▶ **The task**
Extract the complete listing and repeat it word for word.

▶ **Records for processing**
----------
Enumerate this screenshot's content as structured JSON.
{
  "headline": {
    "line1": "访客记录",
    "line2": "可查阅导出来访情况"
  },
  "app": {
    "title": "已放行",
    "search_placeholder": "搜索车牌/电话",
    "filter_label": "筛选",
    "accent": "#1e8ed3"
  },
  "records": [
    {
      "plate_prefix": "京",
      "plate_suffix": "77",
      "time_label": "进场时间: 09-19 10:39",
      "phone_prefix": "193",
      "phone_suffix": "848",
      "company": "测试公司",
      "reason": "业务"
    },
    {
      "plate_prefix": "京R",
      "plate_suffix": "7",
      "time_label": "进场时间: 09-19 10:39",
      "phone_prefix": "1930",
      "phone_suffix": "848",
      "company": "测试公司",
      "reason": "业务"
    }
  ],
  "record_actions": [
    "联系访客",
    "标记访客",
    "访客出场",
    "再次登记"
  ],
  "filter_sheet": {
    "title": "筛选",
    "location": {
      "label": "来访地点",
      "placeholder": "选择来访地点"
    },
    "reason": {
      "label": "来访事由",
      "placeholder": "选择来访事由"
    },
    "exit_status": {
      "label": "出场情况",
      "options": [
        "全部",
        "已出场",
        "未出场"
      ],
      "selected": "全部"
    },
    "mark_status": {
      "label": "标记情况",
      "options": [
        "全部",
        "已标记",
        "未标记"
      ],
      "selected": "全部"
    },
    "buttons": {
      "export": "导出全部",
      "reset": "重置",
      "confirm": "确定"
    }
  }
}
----------
▶ **Answer to this exercise**
Enumerate this screenshot's content as structured JSON.
{
  "headline": {
    "line1": "访客记录",
    "line2": "可查阅导出来访情况"
  },
  "app": {
    "title": "已放行",
    "search_placeholder": "搜索车牌/电话",
    "filter_label": "筛选",
    "accent": "#1e8ed3"
  },
  "records": [
    {
      "plate_prefix": "京",
      "plate_suffix": "77",
      "time_label": "进场时间: 09-19 10:39",
      "phone_prefix": "193",
      "phone_suffix": "848",
      "company": "测试公司",
      "reason": "业务"
    },
    {
      "plate_prefix": "京R",
      "plate_suffix": "7",
      "time_label": "进场时间: 09-19 10:39",
      "phone_prefix": "1930",
      "phone_suffix": "848",
      "company": "测试公司",
      "reason": "业务"
    }
  ],
  "record_actions": [
    "联系访客",
    "标记访客",
    "访客出场",
    "再次登记"
  ],
  "filter_sheet": {
    "title": "筛选",
    "location": {
      "label": "来访地点",
      "placeholder": "选择来访地点"
    },
    "reason": {
      "label": "来访事由",
      "placeholder": "选择来访事由"
    },
    "exit_status": {
      "label": "出场情况",
      "options": [
        "全部",
        "已出场",
        "未出场"
      ],
      "selected": "全部"
    },
    "mark_status": {
      "label": "标记情况",
      "options": [
        "全部",
        "已标记",
        "未标记"
      ],
      "selected": "全部"
    },
    "buttons": {
      "export": "导出全部",
      "reset": "重置",
      "confirm": "确定"
    }
  }
}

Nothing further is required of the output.